» **THE PROBLEM**:
Please restate the following records word for word.

» **EXERCISE INPUTS**:
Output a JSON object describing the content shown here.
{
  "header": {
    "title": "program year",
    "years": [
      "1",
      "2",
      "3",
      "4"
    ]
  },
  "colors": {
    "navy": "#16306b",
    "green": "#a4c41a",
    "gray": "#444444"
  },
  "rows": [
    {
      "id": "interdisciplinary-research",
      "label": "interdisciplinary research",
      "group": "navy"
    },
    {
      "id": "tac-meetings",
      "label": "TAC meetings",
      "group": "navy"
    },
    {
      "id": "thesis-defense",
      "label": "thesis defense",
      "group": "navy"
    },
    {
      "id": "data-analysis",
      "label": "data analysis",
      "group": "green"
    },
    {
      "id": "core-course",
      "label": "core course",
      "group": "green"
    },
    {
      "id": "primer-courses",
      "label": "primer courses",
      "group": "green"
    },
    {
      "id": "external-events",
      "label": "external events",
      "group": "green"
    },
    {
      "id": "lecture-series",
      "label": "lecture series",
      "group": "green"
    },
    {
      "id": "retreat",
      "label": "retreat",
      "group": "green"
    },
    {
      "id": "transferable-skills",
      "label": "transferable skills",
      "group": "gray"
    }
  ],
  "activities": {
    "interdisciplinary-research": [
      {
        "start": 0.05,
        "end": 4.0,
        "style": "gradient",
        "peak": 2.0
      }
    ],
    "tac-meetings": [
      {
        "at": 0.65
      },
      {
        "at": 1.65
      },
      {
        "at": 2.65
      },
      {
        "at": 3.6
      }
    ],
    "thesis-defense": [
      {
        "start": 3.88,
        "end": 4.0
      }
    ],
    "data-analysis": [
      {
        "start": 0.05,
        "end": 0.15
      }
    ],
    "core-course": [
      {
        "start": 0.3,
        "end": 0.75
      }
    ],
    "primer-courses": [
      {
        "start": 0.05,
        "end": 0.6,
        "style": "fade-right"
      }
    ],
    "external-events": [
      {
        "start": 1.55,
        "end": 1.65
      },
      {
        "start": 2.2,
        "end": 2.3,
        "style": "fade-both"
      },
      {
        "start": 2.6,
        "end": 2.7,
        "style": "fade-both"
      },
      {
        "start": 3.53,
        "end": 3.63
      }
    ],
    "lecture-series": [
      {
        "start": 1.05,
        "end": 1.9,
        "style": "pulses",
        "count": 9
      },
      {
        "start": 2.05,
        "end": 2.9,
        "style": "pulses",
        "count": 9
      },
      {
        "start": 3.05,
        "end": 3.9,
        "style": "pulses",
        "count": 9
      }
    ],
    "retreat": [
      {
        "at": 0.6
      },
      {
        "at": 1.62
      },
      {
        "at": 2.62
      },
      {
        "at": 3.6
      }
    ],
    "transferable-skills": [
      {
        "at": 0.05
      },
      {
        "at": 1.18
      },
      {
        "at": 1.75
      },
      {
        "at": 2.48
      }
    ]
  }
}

» **RESPONSE**:
Output a JSON object describing the content shown here.
{
  "header": {
    "title": "program year",
    "years": [
      "1",
      "2",
      "3",
      "4"
    ]
  },
  "colors": {
    "navy": "#16306b",
    "green": "#a4c41a",
    "gray": "#444444"
  },
  "rows": [
    {
      "id": "interdisciplinary-research",
      "label": "interdisciplinary research",
      "group": "navy"
    },
    {
      "id": "tac-meetings",
      "label": "TAC meetings",
      "group": "navy"
    },
    {
      "id": "thesis-defense",
      "label": "thesis defense",
      "group": "navy"
    },
    {
      "id": "data-analysis",
      "label": "data analysis",
      "group": "green"
    },
    {
      "id": "core-course",
      "label": "core course",
      "group": "green"
    },
    {
      "id": "primer-courses",
      "label": "primer courses",
      "group": "green"
    },
    {
      "id": "external-events",
      "label": "external events",
      "group": "green"
    },
    {
      "id": "lecture-series",
      "label": "lecture series",
      "group": "green"
    },
    {
      "id": "retreat",
      "label": "retreat",
      "group": "green"
    },
    {
      "id": "transferable-skills",
      "label": "transferable skills",
      "group": "gray"
    }
  ],
  "activities": {
    "interdisciplinary-research": [
      {
        "start": 0.05,
        "end": 4.0,
        "style": "gradient",
        "peak": 2.0
      }
    ],
    "tac-meetings": [
      {
        "at": 0.65
      },
      {
        "at": 1.65
      },
      {
        "at": 2.65
      },
      {
        "at": 3.6
      }
    ],
    "thesis-defense": [
      {
        "start": 3.88,
        "end": 4.0
      }
    ],
    "data-analysis": [
      {
        "start": 0.05,
        "end": 0.15
      }
    ],
    "core-course": [
      {
        "start": 0.3,
        "end": 0.75
      }
    ],
    "primer-courses": [
      {
        "start": 0.05,
        "end": 0.6,
        "style": "fade-right"
      }
    ],
    "external-events": [
      {
        "start": 1.55,
        "end": 1.65
      },
      {
        "start": 2.2,
        "end": 2.3,
        "style": "fade-both"
      },
      {
        "start": 2.6,
        "end": 2.7,
        "style": "fade-both"
      },
      {
        "start": 3.53,
        "end": 3.63
      }
    ],
    "lecture-series": [
      {
        "start": 1.05,
        "end": 1.9,
        "style": "pulses",
        "count": 9
      },
      {
        "start": 2.05,
        "end": 2.9,
        "style": "pulses",
        "count": 9
      },
      {
        "start": 3.05,
        "end": 3.9,
        "style": "pulses",
        "count": 9
      }
    ],
    "retreat": [
      {
        "at": 0.6
      },
      {
        "at": 1.62
      },
      {
        "at": 2.62
      },
      {
        "at": 3.6
      }
    ],
    "transferable-skills": [
      {
        "at": 0.05
      },
      {
        "at": 1.18
      },
      {
        "at": 1.75
      },
      {
        "at": 2.48
      }
    ]
  }
}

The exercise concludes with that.